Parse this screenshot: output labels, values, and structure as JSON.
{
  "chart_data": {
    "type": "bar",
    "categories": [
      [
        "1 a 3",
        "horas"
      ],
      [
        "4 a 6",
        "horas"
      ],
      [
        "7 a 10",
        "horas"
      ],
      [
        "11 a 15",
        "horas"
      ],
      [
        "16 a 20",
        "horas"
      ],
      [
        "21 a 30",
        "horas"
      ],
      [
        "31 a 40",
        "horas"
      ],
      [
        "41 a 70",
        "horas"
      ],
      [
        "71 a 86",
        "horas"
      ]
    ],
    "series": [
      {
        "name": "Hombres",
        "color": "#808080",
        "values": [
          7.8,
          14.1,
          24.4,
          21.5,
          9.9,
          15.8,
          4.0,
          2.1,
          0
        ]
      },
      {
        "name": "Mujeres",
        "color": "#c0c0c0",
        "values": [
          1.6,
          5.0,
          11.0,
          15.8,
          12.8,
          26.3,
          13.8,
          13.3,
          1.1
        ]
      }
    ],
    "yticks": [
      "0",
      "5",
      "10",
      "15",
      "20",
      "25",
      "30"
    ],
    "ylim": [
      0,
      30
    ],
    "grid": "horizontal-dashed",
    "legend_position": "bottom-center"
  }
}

☆ ☆ ☆ ☆ ☆

* **Written problem**:
Copy every line exactly. Leave nothing out.

* **Written answer**:
Parse this screenshot: output labels, values, and structure as JSON.
{
  "chart_data": {
    "type": "bar",
    "categories": [
      [
        "1 a 3",
        "horas"
      ],
      [
        "4 a 6",
        "horas"
      ],
      [
        "7 a 10",
        "horas"
      ],
      [
        "11 a 15",
        "horas"
      ],
      [
        "16 a 20",
        "horas"
      ],
      [
        "21 a 30",
        "horas"
      ],
      [
        "31 a 40",
        "horas"
      ],
      [
        "41 a 70",
        "horas"
      ],
      [
        "71 a 86",
        "horas"
      ]
    ],
    "series": [
      {
        "name": "Hombres",
        "color": "#808080",
        "values": [
          7.8,
          14.1,
          24.4,
          21.5,
          9.9,
          15.8,
          4.0,
          2.1,
          0
        ]
      },
      {
        "name": "Mujeres",
        "color": "#c0c0c0",
        "values": [
          1.6,
          5.0,
          11.0,
          15.8,
          12.8,
          26.3,
          13.8,
          13.3,
          1.1
        ]
      }
    ],
    "yticks": [
      "0",
      "5",
      "10",
      "15",
      "20",
      "25",
      "30"
    ],
    "ylim": [
      0,
      30
    ],
    "grid": "horizontal-dashed",
    "legend_position": "bottom-center"
  }
}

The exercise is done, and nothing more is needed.